• Activity 1:
Decide whether each statement agrees with the pro bono article: (a) the program's previous record was 8,764 hours; (b) more than half of the college's students take part in UT Pro Bono; (c) Brad Morgan is the permanent director of the career center. For each, answer yes or no and quote the deciding words from the article.
• Activity 2:
Return the passage of the pro bono article starting at "UT Pro Bono is" and ending at "from day one.", copied word for word.

• Text block:
----------
College of Law

UT Law students provide record 10,000+ hours of pro bono service

Posted May 23, 2016

Students at the University of Tennessee College of Law demonstrated true Volunteer spirit over the past year, performing more than 10,000 hours of pro bono legal service for charitable and nonprofit organizations.

Members of the college’s UT Pro Bono program performed a total of 10,057 hours of pro bono service during the 2015–2016 academic year. This year marks a new record for the organization, surpassing last year’s record of 8,764 pro bono hours.

Nearly half of the College of Law’s student body participates in UT Pro Bono, with 43 percent consistently serving during both the 2015–2016 and 2014–2015 academic years.

“Our students continue to impress me year after year with their increased dedication to pro bono legal service and helping those in need,” said Brad Morgan, coordinator of UT Pro Bono and the interim director of the college’s Bettye B. Lewis Career Center. “UT Law students are Volunteers in every sense of the word.”

Through their service, UT Pro Bono supported a variety of underrepresented groups, including the homeless, immigrants, children, military veterans, and even animals. Students also offered free income tax assistance to individuals meeting specific criteria.

A number of UT Pro Bono members also dedicated their spring break to providing legal service to a variety of organizations, including Court Appointed Special Advocates (CASA) for Children of East Tennessee, the disABILITY Resource Center of Knox County, La Paz Chattanooga, the Eastern Band of Cherokee Indians, and Vols for Vets.

UT Pro Bono is one of a variety of practical and career training opportunities that the College of Law provides its students. UT Law is home to the nation’s longest-running legal clinic, which allows students to learn by representing clients in need and helping resolve legal disputes under faculty supervision. The college also offers a legal writing program, mentoring connections with alumni, leadership education, and a recently overhauled first-year curriculum that allows students to gain practical experience and prepare for their careers from day one.
----------
• Excerpted data:
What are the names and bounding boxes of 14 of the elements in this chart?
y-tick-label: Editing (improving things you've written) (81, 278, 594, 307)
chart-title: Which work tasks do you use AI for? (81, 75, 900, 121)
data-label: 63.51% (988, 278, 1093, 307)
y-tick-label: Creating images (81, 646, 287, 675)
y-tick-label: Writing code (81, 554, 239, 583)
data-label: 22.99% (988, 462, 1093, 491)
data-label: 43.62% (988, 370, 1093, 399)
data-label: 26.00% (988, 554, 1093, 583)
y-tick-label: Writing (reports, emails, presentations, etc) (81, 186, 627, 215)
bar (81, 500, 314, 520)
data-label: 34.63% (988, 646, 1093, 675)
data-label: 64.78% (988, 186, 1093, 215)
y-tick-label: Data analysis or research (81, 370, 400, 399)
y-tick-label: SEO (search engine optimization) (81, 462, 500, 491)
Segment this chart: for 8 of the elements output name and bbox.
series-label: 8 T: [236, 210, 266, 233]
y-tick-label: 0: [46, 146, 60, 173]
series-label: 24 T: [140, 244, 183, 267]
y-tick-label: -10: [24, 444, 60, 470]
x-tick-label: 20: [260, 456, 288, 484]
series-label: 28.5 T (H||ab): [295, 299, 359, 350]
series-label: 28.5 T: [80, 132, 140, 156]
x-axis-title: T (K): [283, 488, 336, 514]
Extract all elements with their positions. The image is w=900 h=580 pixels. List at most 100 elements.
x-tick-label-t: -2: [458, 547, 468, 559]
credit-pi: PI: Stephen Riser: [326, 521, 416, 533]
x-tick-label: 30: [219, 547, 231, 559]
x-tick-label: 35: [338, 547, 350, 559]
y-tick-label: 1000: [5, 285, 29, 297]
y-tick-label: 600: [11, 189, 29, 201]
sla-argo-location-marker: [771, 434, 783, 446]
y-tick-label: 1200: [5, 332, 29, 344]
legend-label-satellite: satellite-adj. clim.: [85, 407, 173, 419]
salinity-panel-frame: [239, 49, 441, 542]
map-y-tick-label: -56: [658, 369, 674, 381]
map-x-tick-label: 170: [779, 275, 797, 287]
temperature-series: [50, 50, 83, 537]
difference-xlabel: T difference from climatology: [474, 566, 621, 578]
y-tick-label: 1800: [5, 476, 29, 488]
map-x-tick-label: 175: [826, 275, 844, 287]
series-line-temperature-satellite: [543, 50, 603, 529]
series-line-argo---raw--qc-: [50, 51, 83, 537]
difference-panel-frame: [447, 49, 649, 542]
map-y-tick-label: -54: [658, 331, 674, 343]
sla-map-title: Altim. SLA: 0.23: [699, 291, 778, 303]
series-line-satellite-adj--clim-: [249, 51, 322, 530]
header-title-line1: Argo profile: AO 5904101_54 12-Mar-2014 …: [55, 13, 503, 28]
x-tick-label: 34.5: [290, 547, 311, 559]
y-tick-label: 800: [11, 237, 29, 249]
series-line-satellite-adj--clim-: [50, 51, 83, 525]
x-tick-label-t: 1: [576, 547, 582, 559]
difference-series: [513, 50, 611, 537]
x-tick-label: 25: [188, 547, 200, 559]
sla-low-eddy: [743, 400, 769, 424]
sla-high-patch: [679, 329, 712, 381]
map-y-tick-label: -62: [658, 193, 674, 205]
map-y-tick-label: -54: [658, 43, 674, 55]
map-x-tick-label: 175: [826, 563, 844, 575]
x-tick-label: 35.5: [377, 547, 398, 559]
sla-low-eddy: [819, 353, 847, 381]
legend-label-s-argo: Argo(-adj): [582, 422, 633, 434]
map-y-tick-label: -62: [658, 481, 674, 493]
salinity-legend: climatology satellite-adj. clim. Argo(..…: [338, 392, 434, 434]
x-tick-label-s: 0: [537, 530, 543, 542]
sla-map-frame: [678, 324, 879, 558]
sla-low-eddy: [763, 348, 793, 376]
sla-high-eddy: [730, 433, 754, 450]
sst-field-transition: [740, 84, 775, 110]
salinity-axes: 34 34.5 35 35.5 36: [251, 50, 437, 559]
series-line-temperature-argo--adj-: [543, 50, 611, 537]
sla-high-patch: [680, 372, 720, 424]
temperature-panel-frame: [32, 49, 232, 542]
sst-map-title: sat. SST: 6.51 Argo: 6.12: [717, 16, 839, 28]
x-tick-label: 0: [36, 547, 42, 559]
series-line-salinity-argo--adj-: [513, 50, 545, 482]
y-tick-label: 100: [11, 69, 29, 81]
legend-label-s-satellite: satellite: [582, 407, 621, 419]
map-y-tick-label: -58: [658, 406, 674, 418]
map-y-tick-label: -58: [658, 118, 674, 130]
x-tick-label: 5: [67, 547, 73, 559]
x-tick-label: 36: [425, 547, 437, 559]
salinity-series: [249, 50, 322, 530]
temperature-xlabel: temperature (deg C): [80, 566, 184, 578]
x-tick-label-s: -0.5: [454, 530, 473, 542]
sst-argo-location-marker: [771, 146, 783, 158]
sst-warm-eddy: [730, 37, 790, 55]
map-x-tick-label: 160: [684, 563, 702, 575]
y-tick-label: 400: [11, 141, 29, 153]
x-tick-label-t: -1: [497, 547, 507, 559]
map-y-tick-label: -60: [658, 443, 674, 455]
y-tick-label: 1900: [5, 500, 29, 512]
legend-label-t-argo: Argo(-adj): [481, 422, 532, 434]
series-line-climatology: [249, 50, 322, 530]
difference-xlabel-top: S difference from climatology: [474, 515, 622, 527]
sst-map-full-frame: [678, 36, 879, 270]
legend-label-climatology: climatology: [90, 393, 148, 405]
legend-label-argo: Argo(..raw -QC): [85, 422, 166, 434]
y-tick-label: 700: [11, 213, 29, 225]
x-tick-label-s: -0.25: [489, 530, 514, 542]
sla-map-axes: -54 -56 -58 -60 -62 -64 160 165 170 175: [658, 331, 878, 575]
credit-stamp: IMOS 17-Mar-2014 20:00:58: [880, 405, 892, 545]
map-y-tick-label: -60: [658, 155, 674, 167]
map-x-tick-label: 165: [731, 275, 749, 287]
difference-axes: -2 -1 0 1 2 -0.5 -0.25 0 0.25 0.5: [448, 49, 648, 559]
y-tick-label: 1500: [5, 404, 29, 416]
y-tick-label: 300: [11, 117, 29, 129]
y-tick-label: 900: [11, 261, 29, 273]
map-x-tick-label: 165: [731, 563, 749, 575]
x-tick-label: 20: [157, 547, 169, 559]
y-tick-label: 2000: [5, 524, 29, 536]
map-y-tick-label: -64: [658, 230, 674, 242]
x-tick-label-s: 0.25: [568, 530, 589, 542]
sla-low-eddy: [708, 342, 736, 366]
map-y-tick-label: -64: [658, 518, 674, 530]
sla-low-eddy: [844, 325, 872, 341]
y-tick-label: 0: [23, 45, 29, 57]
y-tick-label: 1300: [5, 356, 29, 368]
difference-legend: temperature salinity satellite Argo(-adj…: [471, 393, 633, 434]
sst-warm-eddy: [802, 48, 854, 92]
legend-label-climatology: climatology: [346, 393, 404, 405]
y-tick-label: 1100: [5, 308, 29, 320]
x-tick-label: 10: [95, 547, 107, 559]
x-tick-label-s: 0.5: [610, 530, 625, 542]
----------
• Exercise response 1:
(a) Yes: "surpassing last year’s record of 8,764 pro bono hours"
(b) No: "Nearly half of the College of Law’s student body participates in UT Pro Bono"
(c) No: "the interim director of the college’s Bettye B. Lewis Career Center"

• Exercise response 2:
UT Pro Bono is one of a variety of practical and career training opportunities that the College of Law provides its students. UT Law is home to the nation’s longest-running legal clinic, which allows students to learn by representing clients in need and helping resolve legal disputes under faculty supervision. The college also offers a legal writing program, mentoring connections with alumni, leadership education, and a recently overhauled first-year curriculum that allows students to gain practical experience and prepare for their careers from day one.